- **STATED PROBLEM**: In the material below, list every line carrying the string "AREAS".

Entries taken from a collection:

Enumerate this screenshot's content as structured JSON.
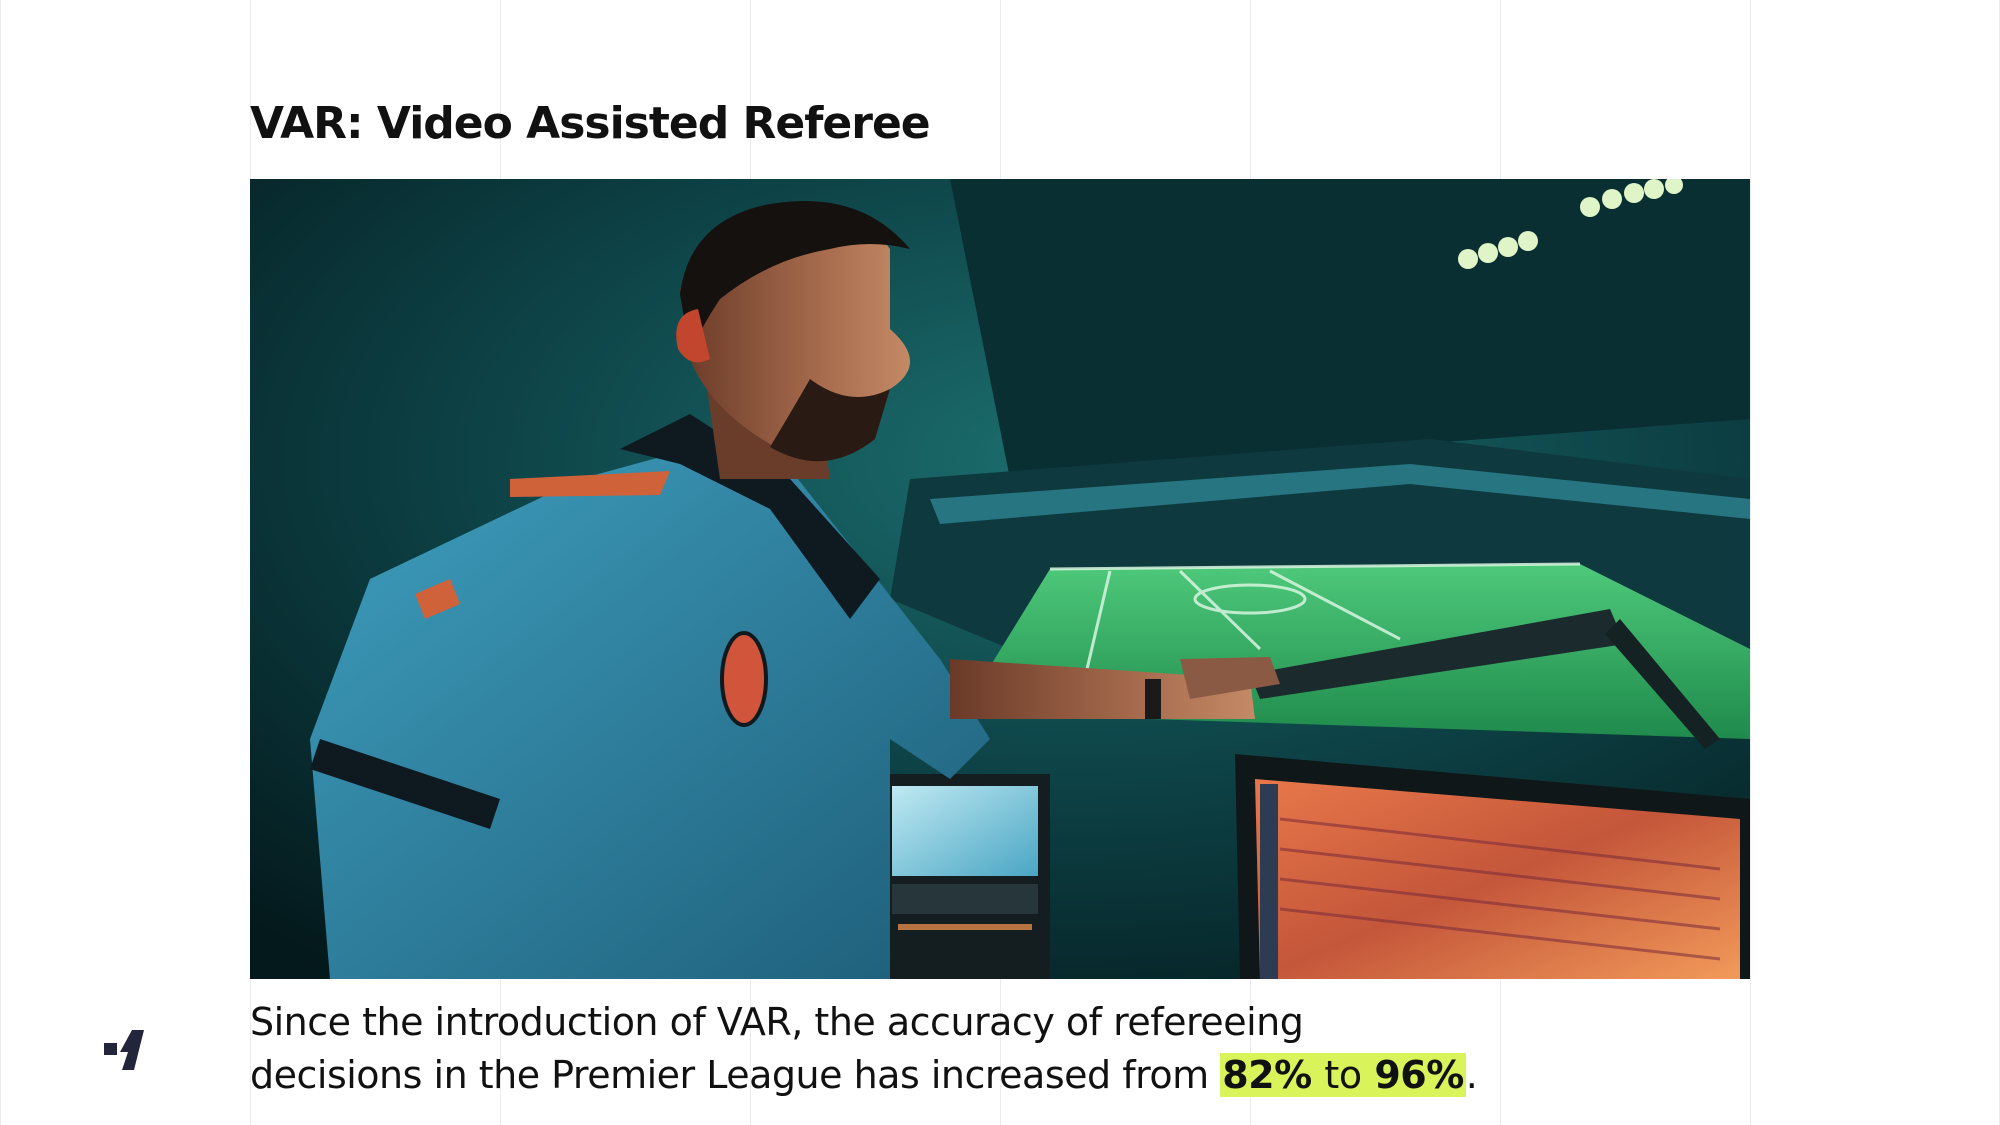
{
  "slide": {
    "title": "VAR: Video Assisted Referee",
    "photo_icon": "referee-var-room-photo",
    "logo_icon": "brand-mark-icon",
    "caption": {
      "line1": "Since the introduction of VAR, the accuracy of refereeing",
      "line2_prefix": "decisions in the Premier League has increased from",
      "value_before": "82%",
      "connector": "to",
      "value_after": "96%",
      "end": "."
    },
    "colors": {
      "highlight": "#d8f45a",
      "text": "#111111",
      "background": "#ffffff",
      "gridline": "#ececec"
    }
  }
}
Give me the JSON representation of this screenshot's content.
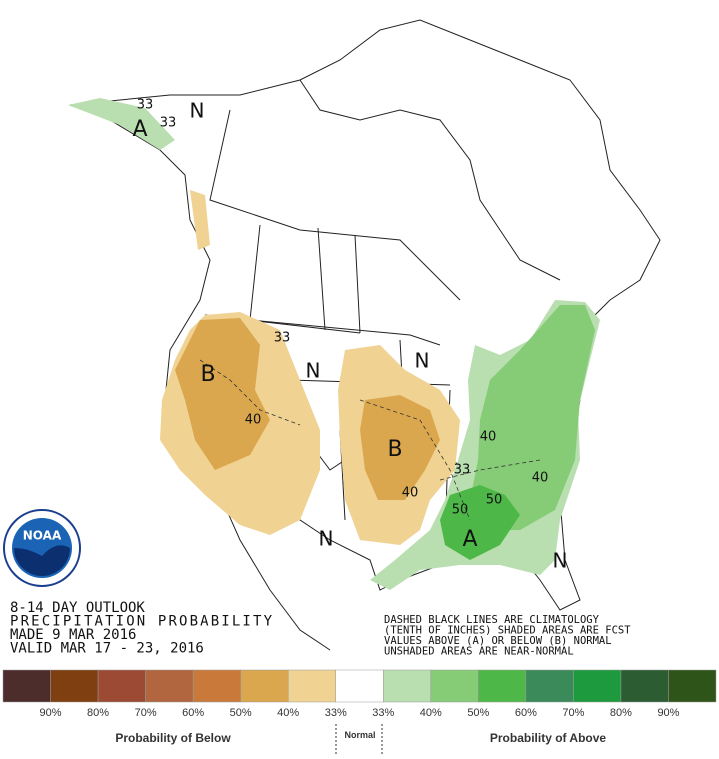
{
  "map": {
    "labels": [
      "A",
      "33",
      "33",
      "N",
      "B",
      "33",
      "N",
      "40",
      "N",
      "B",
      "40",
      "33",
      "40",
      "50",
      "50",
      "A",
      "40",
      "N",
      "N"
    ]
  },
  "logo": "NOAA",
  "title_block": [
    "8-14 DAY OUTLOOK",
    "PRECIPITATION PROBABILITY",
    "MADE  9 MAR 2016",
    "VALID  MAR 17 - 23, 2016"
  ],
  "notes": [
    "DASHED BLACK LINES ARE CLIMATOLOGY",
    "(TENTH OF INCHES) SHADED AREAS ARE FCST",
    "VALUES ABOVE (A) OR BELOW (B) NORMAL",
    "UNSHADED AREAS ARE NEAR-NORMAL"
  ],
  "legend": {
    "colors": [
      "#4d2c2c",
      "#7f3f10",
      "#9c4a34",
      "#b1663f",
      "#c97a3a",
      "#dba74e",
      "#f0d293",
      "#ffffff",
      "#b9deb0",
      "#86cc77",
      "#4db848",
      "#3b8a5a",
      "#1e9a3e",
      "#2b5c32",
      "#2e5419"
    ],
    "labels": [
      "90%",
      "80%",
      "70%",
      "60%",
      "50%",
      "40%",
      "33%",
      "33%",
      "40%",
      "50%",
      "60%",
      "70%",
      "80%",
      "90%"
    ],
    "below": "Probability of Below",
    "normal": "Normal",
    "above": "Probability of Above"
  }
}
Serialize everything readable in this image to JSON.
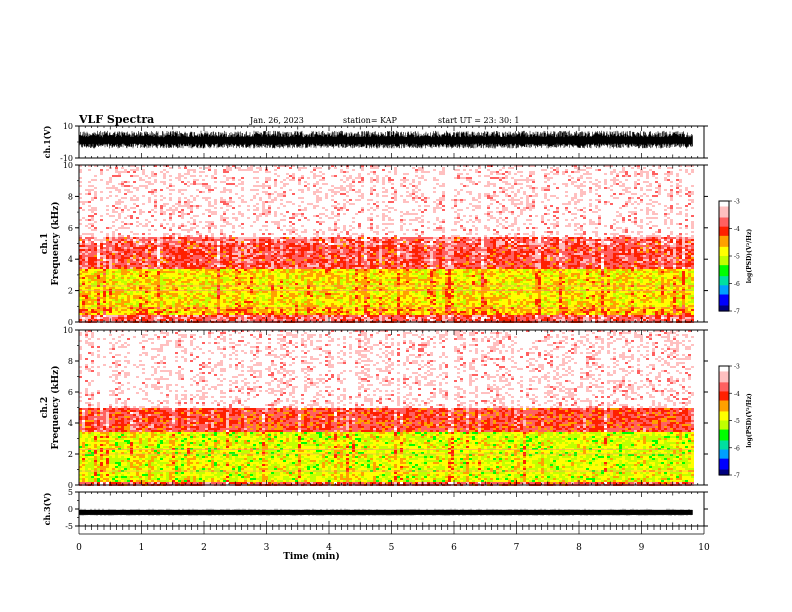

- **EXERCISE SOLUTION**:
    "(TENTH OF INCHES) SHADED AREAS ARE FCST",
    "UNSHADED AREAS ARE NEAR-NORMAL"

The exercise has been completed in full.